(Data records)
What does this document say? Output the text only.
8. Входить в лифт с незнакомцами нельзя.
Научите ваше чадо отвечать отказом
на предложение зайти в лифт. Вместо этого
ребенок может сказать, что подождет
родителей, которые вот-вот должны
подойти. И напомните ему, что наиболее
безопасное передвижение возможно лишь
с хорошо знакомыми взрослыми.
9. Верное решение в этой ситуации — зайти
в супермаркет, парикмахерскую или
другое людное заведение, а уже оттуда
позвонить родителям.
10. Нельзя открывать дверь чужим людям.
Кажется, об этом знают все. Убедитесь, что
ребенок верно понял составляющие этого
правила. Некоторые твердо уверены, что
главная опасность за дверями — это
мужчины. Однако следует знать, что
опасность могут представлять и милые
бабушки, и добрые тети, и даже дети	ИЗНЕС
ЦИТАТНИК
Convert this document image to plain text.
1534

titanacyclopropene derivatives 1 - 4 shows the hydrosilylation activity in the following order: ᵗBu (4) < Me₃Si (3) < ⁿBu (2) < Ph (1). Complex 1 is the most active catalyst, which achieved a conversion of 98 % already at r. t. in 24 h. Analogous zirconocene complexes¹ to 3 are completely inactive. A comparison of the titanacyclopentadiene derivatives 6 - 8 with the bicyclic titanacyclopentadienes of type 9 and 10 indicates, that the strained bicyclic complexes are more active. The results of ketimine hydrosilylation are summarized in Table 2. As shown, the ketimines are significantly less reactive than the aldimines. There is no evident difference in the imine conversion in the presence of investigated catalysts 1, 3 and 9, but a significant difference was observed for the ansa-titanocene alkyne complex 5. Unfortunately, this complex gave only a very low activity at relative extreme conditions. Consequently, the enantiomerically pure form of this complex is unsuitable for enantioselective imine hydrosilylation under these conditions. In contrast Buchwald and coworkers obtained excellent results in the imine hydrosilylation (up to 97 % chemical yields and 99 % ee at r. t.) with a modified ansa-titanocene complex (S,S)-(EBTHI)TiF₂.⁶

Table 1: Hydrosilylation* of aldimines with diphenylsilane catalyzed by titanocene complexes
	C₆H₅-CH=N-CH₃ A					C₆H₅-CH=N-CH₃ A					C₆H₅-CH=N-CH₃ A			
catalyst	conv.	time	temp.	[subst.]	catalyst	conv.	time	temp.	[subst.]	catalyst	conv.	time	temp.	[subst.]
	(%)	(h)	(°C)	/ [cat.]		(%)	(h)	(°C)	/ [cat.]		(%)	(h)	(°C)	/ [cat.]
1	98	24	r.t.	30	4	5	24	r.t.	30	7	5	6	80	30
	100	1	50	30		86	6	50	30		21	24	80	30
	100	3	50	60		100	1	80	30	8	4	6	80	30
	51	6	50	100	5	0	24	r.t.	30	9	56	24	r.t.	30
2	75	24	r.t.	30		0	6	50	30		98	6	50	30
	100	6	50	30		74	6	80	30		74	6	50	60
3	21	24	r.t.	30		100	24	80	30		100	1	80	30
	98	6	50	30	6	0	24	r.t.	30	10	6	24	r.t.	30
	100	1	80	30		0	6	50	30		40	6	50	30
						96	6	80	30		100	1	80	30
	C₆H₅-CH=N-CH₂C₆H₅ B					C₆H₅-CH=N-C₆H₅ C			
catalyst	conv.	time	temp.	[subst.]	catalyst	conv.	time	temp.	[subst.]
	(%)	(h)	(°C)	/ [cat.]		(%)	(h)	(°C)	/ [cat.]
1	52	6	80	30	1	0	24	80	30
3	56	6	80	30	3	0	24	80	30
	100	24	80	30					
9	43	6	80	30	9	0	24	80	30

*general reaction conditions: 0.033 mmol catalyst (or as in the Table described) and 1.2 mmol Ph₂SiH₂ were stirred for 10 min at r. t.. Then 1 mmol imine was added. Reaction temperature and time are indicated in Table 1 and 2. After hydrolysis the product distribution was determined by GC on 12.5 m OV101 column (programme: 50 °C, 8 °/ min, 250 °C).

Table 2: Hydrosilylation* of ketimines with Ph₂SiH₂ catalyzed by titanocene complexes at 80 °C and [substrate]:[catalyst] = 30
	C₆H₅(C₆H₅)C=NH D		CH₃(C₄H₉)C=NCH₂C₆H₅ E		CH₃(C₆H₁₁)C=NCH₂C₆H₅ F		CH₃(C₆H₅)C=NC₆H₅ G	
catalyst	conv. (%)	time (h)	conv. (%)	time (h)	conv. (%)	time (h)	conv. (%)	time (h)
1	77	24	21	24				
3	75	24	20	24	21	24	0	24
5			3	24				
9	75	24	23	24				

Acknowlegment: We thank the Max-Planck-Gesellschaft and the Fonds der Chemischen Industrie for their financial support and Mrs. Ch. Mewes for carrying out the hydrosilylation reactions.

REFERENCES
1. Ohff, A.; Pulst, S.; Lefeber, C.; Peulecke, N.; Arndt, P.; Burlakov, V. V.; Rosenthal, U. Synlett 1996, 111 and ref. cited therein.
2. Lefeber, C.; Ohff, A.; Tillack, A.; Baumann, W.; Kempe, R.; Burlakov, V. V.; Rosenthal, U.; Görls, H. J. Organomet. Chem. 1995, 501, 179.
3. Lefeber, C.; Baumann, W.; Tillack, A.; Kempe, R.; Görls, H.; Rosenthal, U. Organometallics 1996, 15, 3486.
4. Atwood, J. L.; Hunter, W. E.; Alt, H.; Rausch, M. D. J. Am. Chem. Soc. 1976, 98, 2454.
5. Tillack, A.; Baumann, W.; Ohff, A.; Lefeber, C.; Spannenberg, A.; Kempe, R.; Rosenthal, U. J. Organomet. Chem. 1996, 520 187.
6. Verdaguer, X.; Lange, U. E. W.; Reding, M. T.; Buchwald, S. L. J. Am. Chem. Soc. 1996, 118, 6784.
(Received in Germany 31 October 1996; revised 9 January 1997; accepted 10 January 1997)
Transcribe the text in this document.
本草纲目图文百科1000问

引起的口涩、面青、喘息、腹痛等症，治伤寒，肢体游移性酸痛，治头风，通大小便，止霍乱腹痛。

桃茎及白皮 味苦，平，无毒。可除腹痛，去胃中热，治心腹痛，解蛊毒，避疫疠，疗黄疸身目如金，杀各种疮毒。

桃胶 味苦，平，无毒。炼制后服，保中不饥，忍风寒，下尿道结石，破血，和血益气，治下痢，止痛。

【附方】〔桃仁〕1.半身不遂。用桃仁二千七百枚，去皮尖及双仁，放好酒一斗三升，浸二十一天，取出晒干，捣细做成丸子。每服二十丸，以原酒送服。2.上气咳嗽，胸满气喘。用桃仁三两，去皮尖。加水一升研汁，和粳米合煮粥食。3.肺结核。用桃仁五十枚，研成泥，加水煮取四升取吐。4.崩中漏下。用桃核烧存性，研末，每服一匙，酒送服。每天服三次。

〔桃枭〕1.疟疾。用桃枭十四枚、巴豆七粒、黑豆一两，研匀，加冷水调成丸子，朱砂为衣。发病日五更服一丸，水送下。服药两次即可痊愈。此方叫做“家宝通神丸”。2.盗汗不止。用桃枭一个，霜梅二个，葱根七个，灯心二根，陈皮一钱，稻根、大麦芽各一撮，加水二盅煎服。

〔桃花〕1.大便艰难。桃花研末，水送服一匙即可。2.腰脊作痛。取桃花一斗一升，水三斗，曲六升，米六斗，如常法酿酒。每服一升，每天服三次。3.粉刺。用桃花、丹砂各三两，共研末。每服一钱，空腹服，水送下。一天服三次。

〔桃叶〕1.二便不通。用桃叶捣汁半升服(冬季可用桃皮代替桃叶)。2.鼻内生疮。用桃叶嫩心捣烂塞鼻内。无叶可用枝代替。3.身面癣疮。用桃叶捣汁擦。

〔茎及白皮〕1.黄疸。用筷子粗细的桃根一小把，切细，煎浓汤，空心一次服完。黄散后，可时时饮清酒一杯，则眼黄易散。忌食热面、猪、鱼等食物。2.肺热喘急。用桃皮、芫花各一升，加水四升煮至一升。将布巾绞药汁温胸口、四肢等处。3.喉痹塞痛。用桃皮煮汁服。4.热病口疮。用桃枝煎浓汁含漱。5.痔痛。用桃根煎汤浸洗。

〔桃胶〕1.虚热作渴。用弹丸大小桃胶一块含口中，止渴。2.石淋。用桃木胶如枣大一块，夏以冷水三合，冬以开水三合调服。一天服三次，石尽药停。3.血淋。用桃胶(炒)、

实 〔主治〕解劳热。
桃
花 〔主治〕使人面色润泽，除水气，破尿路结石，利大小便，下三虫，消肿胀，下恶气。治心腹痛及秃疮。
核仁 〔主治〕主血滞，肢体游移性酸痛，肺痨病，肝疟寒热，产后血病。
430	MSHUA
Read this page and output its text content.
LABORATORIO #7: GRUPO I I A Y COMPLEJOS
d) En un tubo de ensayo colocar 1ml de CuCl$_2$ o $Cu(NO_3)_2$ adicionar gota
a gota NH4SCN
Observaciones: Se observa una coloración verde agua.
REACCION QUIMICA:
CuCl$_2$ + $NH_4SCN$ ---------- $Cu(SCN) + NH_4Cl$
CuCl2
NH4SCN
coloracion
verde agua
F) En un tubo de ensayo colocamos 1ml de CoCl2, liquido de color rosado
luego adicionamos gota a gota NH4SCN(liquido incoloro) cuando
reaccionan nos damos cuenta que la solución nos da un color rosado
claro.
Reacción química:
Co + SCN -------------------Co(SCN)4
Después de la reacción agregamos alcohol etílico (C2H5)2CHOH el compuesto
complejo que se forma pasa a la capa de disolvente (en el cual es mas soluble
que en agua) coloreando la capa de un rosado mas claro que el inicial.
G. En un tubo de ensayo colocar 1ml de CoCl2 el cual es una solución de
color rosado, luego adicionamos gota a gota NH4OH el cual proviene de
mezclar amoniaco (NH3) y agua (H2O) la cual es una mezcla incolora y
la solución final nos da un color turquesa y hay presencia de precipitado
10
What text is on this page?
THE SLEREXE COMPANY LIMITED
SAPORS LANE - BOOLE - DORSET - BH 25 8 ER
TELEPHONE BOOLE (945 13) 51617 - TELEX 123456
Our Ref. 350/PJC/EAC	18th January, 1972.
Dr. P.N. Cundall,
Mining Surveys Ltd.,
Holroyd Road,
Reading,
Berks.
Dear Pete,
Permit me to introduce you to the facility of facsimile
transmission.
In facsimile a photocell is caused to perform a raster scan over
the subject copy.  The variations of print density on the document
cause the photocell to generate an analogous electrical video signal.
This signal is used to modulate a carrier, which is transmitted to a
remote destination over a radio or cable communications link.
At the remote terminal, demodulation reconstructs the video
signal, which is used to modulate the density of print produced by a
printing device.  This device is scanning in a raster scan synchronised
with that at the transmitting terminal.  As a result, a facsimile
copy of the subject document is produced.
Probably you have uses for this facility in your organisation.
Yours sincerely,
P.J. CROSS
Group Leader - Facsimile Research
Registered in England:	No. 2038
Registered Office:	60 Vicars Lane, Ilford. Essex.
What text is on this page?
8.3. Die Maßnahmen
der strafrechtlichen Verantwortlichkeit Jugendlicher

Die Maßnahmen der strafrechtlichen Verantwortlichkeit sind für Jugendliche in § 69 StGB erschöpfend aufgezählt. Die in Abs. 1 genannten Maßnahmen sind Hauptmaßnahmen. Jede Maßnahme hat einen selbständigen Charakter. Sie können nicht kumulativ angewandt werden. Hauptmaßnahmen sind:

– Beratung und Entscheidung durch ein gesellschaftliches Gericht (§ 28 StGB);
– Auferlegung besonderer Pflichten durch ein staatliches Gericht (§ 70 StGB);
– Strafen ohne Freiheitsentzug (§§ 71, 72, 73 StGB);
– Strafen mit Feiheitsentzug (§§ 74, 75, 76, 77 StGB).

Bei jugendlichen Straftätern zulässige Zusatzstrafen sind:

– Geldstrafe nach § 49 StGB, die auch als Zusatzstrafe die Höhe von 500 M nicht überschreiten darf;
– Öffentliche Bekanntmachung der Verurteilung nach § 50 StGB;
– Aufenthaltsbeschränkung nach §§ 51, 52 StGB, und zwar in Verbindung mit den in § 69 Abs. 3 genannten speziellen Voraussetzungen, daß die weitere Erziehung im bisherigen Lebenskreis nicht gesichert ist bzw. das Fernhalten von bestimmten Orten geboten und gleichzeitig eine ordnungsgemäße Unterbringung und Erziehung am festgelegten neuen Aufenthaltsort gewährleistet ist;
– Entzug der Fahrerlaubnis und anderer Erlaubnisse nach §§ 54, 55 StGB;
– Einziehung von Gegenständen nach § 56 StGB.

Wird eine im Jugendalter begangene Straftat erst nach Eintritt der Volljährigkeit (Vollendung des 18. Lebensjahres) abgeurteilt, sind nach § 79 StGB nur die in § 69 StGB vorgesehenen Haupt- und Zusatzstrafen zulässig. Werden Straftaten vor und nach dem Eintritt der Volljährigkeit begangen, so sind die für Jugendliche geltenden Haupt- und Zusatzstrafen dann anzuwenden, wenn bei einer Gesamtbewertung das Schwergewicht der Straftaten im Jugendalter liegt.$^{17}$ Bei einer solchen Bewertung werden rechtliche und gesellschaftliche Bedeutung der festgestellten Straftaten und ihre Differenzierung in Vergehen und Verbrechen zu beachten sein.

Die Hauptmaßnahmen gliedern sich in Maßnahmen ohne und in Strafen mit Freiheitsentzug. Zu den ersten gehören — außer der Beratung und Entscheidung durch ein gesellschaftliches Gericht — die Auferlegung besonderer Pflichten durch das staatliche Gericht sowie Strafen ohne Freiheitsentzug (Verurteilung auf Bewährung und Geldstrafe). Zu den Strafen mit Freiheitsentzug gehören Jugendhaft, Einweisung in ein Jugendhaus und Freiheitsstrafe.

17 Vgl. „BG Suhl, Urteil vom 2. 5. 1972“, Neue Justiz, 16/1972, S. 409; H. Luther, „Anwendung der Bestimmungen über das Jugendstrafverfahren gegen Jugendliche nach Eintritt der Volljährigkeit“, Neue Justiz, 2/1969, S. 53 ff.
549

-- YOUR TASK --
Copy each line of the listing that holds the word "colocar".

-- FINISHED ANSWER --
d) En un tubo de ensayo colocar 1ml de CuCl$_2$ o $Cu(NO_3)_2$ adicionar gota
G. En un tubo de ensayo colocar 1ml de CoCl2 el cual es una solución de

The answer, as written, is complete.